Items from a data source
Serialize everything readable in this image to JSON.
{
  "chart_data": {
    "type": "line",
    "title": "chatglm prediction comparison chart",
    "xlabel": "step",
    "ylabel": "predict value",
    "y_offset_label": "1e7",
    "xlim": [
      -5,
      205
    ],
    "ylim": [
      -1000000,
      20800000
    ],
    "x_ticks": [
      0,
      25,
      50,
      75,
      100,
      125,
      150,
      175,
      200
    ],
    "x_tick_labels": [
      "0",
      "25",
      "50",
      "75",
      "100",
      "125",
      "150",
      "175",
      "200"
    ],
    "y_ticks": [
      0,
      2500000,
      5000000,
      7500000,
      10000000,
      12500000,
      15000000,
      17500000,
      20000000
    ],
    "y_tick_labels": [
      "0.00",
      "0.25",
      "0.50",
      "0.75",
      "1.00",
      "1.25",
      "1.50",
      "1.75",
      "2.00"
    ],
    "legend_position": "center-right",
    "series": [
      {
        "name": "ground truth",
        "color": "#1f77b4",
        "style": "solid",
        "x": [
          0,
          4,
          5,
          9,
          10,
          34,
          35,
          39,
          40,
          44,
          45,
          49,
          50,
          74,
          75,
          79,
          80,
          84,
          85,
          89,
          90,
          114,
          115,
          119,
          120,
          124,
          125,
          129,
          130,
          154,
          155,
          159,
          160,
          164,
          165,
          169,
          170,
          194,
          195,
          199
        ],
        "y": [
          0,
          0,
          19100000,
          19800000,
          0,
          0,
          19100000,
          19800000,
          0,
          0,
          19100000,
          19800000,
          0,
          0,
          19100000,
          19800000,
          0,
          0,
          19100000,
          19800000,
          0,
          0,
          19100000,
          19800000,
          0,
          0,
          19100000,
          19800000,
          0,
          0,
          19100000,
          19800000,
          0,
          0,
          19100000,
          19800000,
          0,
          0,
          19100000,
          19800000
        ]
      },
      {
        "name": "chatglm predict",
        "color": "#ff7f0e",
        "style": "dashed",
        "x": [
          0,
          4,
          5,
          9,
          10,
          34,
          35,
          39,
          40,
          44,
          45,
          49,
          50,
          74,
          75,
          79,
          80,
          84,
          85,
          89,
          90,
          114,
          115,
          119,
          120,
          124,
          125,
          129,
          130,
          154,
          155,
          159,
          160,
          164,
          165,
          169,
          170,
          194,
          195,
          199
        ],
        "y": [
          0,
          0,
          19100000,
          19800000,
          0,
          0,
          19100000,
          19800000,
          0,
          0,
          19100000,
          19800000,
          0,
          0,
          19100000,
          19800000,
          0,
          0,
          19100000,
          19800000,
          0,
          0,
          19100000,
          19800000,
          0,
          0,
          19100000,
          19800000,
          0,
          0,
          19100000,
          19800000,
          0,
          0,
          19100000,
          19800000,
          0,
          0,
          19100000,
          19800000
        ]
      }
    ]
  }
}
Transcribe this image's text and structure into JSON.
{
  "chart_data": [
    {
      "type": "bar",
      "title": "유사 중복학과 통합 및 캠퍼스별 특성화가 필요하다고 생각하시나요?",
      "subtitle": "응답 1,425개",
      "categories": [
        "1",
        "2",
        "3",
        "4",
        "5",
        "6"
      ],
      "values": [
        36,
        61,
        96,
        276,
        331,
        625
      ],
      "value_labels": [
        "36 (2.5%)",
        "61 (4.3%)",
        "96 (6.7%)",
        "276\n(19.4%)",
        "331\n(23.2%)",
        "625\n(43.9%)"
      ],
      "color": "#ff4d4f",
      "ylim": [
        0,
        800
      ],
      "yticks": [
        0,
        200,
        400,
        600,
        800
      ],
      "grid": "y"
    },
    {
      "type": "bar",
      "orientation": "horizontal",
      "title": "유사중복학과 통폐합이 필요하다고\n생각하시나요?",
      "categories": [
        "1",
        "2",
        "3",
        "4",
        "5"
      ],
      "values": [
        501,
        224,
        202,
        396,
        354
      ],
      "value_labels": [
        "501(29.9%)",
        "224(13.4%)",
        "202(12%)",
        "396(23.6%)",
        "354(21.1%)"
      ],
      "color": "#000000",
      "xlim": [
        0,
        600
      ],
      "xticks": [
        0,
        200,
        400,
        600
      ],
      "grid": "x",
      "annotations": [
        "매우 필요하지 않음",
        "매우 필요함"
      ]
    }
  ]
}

■ WHAT YOU NEED TO DO ■
Filter the entries down to the lines with the word "chatglm" in them.

■ IN RESPONSE ■
    "title": "chatglm prediction comparison chart",
        "name": "chatglm predict",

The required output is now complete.